SOURCE DATA below:
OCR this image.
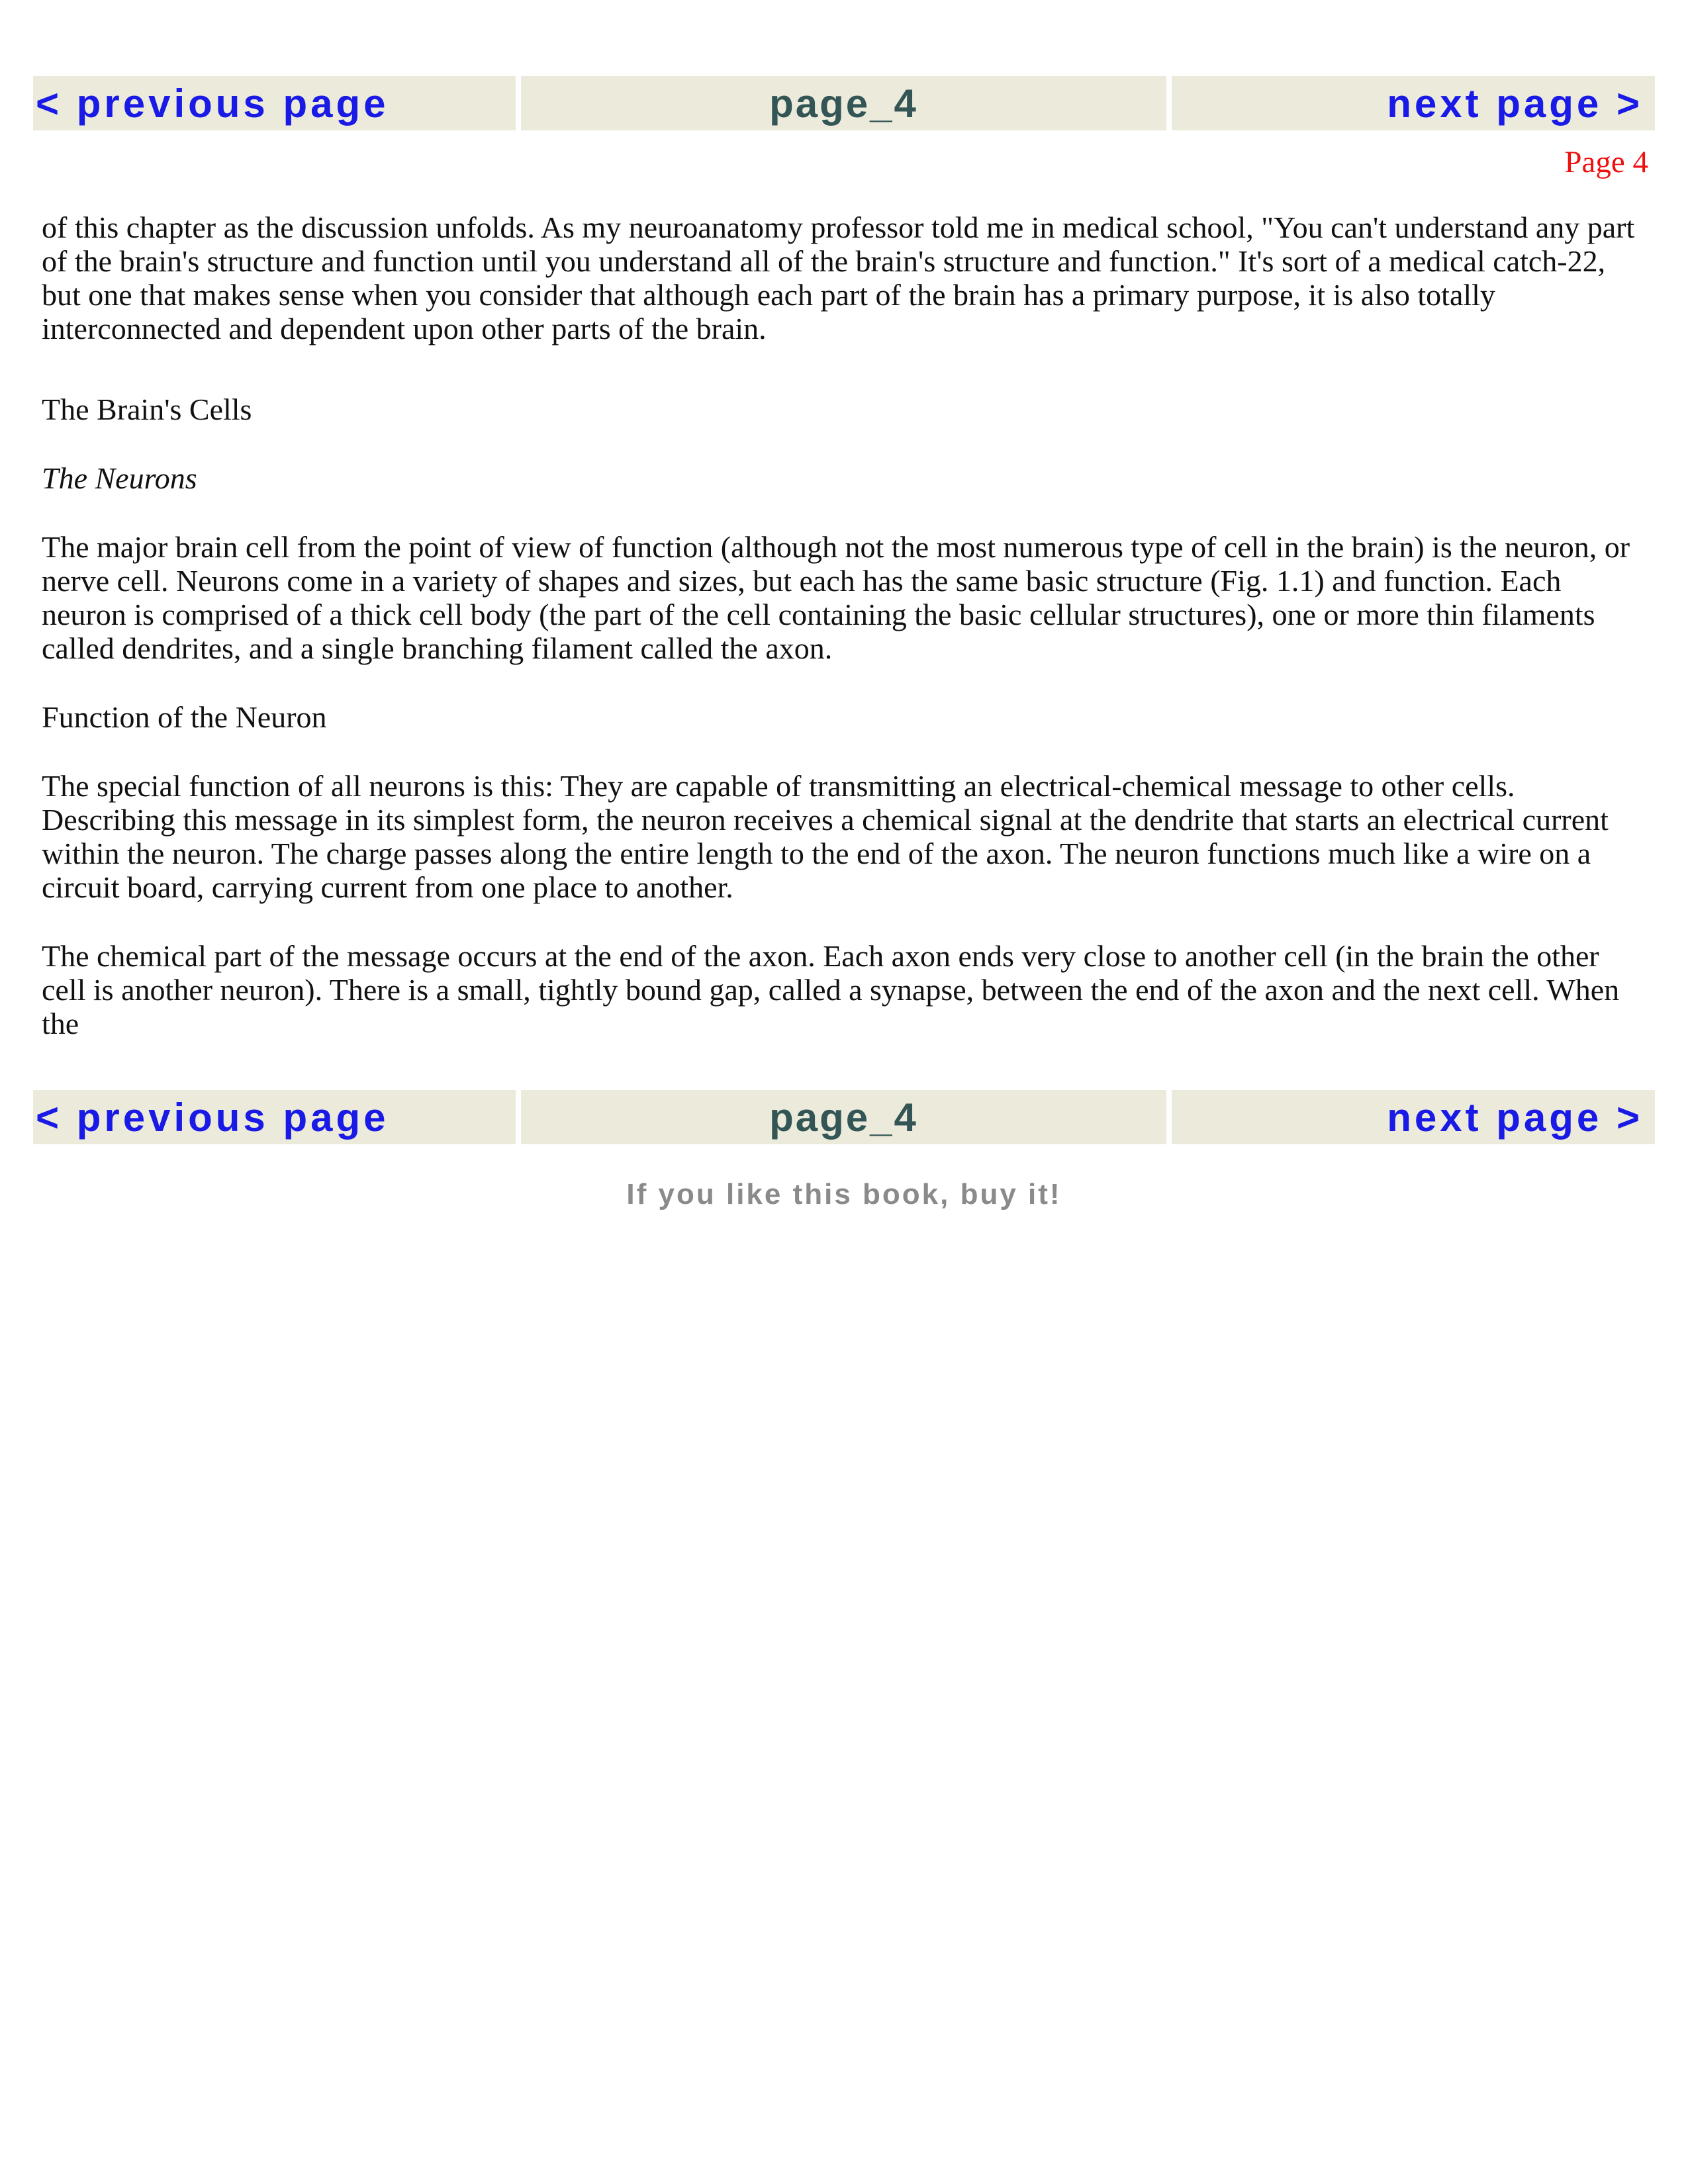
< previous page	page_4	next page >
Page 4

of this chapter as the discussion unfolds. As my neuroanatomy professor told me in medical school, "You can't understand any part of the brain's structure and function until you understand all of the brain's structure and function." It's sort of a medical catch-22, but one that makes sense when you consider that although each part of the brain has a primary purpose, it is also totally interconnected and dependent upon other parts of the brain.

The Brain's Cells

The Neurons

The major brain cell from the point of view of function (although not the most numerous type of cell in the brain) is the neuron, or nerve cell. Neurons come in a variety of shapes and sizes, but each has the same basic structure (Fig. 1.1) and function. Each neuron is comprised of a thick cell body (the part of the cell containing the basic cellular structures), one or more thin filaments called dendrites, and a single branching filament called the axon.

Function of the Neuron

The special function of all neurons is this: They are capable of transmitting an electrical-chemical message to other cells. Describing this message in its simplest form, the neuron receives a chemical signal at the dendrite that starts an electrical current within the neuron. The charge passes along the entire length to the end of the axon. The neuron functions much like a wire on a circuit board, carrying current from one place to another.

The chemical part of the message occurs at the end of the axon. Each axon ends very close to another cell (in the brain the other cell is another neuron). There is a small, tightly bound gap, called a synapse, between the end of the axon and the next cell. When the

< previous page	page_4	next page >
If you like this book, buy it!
End of SOURCE DATA.
WHAT YOU ARE ASKED TO DO: Would you please return all lines of the data that include the word "chemical"?

WRITTEN RESPONSE:
The special function of all neurons is this: They are capable of transmitting an electrical-chemical message to other cells. Describing this message in its simplest form, the neuron receives a chemical signal at the dendrite that starts an electrical current within the neuron. The charge passes along the entire length to the end of the axon. The neuron functions much like a wire on a circuit board, carrying current from one place to another.
The chemical part of the message occurs at the end of the axon. Each axon ends very close to another cell (in the brain the other cell is another neuron). There is a small, tightly bound gap, called a synapse, between the end of the axon and the next cell. When the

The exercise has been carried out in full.